# [Work to be completed]
Copy out, in full, every line of the data below that contains the string "Config".

# [Material for this task]
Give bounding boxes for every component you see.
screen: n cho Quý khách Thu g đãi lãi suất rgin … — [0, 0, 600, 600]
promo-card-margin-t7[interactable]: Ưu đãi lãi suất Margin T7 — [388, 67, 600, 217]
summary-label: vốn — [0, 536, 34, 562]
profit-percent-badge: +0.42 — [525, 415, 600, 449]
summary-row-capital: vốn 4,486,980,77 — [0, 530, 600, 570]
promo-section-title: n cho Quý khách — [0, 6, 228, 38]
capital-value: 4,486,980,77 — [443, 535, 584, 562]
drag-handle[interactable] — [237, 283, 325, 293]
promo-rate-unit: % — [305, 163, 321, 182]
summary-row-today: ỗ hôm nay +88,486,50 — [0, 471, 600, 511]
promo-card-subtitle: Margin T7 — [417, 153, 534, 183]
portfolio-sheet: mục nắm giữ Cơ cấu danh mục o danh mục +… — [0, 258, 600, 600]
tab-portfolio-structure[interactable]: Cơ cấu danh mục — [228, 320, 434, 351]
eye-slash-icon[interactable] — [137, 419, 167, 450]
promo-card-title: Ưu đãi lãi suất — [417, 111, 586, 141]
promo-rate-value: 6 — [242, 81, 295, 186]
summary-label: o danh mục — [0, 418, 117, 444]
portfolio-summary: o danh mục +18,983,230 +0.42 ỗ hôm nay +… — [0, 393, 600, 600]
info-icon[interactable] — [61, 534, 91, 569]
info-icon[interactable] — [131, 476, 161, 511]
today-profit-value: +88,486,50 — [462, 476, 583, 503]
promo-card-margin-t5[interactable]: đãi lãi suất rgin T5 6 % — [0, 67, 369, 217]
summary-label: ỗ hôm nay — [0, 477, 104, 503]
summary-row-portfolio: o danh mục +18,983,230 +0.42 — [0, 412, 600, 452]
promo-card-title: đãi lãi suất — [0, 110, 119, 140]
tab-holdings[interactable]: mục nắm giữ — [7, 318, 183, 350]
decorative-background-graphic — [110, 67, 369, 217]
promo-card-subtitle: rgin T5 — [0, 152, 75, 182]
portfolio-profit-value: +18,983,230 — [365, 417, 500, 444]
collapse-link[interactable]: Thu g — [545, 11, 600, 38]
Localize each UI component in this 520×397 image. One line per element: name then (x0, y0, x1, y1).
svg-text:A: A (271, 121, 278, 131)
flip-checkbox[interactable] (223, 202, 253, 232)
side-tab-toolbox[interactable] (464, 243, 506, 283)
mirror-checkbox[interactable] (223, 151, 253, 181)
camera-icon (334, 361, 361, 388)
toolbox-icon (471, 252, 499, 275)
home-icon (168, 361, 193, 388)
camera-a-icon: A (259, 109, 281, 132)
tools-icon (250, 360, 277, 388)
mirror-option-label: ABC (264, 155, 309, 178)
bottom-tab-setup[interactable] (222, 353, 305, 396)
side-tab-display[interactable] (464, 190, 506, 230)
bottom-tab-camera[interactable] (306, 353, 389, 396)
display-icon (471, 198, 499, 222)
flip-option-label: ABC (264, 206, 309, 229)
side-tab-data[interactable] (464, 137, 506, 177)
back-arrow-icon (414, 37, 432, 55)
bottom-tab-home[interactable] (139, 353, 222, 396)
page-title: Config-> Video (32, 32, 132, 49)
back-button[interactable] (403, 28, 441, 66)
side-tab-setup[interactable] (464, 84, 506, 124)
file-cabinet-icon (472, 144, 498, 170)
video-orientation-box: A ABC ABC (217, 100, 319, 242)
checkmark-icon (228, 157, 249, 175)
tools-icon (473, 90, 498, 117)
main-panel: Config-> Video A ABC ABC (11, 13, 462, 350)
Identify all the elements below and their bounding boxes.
--
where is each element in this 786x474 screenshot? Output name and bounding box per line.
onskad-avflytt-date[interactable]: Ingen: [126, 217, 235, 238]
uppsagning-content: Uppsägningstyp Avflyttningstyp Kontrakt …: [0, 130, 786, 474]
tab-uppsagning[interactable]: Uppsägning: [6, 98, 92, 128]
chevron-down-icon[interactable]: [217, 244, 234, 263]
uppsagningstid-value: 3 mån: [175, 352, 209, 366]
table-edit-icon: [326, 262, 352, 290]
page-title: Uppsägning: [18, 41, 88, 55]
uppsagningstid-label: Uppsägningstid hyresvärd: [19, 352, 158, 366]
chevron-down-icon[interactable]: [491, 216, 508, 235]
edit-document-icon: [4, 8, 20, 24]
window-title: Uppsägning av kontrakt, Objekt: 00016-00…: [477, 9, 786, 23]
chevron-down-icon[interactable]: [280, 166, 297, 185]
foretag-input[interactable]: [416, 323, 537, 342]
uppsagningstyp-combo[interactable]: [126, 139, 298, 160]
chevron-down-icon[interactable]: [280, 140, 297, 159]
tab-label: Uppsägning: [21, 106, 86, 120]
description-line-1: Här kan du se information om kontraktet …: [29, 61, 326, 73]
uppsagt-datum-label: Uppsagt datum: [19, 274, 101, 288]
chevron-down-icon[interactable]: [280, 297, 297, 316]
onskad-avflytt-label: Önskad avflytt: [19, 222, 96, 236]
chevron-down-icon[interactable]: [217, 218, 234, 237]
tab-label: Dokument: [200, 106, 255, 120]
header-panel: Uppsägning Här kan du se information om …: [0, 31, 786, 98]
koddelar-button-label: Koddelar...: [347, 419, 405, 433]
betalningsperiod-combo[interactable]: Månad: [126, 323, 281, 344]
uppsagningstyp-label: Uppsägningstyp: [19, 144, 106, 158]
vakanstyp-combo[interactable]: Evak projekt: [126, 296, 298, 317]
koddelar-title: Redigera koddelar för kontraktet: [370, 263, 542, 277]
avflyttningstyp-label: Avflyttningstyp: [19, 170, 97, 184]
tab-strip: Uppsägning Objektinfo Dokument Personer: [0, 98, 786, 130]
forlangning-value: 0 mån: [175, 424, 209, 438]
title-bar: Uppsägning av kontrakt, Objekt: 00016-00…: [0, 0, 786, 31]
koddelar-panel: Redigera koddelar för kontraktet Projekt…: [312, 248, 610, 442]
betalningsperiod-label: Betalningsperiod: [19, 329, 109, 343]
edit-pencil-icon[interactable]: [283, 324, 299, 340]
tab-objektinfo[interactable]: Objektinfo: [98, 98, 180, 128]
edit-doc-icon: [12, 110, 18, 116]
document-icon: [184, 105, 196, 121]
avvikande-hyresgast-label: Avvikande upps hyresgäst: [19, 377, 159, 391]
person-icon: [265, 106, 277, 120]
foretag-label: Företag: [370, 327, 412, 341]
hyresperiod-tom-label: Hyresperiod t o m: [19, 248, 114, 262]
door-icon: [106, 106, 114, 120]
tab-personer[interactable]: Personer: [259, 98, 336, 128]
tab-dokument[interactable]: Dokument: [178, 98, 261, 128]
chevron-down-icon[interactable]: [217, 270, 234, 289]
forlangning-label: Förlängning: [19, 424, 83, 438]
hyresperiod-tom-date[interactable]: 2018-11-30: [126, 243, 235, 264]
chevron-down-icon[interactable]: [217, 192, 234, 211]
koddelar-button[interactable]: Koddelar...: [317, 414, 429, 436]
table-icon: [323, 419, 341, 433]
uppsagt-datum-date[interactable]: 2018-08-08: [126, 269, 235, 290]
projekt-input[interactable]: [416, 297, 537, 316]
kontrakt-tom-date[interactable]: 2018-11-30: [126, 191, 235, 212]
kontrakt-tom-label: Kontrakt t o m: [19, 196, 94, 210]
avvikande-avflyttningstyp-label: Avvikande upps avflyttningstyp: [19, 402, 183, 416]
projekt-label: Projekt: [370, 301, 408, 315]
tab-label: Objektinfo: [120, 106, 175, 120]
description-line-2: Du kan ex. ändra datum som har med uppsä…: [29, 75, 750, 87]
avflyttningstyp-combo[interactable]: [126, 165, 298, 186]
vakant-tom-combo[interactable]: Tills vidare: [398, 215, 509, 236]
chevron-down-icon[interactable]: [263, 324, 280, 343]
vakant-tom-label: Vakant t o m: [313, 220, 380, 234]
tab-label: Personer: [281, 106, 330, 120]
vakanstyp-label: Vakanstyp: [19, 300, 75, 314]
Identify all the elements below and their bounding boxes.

# [Exercise response]
page-title: Config-> Video (32, 32, 132, 49)
main-panel: Config-> Video A ABC ABC (11, 13, 462, 350)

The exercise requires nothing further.